WHAT YOU NEED TO DO | Across the entries below, how many lines contain the word "bedre"? Give the number alone.

RECORDS TO USE |
* * * * * * *
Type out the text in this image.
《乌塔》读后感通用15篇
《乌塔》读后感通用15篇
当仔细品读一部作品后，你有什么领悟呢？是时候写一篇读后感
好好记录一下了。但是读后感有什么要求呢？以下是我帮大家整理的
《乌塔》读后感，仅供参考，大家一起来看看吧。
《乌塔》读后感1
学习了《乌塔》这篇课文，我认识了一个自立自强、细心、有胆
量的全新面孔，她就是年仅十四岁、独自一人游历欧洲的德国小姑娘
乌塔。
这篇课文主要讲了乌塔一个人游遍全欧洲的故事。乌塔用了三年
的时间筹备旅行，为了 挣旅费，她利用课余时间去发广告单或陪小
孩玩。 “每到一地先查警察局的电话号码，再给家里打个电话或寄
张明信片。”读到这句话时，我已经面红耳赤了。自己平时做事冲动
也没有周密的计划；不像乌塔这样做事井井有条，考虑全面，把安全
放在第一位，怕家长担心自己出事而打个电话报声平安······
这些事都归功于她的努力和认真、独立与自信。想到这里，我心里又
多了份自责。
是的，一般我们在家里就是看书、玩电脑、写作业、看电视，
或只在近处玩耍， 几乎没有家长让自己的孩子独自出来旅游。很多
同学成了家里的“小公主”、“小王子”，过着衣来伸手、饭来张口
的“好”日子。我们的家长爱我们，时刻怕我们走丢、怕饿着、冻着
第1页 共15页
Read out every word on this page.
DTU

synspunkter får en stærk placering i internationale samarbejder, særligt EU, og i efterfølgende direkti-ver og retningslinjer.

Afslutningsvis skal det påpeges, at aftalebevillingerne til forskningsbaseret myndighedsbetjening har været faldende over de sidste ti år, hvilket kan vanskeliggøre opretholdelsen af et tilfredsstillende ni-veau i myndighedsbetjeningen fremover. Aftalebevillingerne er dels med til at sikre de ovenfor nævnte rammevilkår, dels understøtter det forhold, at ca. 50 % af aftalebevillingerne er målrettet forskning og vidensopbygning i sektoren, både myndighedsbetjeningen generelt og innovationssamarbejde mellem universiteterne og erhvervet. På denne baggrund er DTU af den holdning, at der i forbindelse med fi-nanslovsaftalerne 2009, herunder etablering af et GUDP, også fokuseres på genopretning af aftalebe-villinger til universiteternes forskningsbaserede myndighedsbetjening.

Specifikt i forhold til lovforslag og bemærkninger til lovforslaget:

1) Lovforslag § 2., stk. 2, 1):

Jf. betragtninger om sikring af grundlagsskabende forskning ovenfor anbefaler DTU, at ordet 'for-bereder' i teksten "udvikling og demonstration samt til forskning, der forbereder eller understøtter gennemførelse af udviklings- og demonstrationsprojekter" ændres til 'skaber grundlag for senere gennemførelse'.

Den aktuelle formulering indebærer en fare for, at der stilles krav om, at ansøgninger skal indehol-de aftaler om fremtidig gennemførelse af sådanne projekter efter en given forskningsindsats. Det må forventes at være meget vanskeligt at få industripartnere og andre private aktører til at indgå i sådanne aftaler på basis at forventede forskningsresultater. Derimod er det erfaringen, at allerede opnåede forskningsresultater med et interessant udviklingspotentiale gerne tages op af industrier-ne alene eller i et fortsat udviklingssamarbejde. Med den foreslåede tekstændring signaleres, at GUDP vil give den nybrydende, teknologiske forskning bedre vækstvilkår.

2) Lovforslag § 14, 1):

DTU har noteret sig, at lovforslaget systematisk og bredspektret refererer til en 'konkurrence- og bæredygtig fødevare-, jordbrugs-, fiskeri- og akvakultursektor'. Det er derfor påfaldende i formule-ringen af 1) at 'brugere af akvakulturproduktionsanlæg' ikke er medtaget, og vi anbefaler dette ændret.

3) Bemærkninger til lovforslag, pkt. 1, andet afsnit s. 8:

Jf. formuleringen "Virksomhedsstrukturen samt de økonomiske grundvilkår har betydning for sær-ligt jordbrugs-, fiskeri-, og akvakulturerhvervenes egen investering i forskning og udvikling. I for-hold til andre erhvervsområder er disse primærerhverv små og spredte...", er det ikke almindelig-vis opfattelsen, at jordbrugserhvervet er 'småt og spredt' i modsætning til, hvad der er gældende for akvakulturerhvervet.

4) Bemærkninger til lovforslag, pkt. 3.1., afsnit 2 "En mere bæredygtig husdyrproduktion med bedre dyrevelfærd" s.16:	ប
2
* * * * * * *
ANSWER TO THE PROBLEM | 2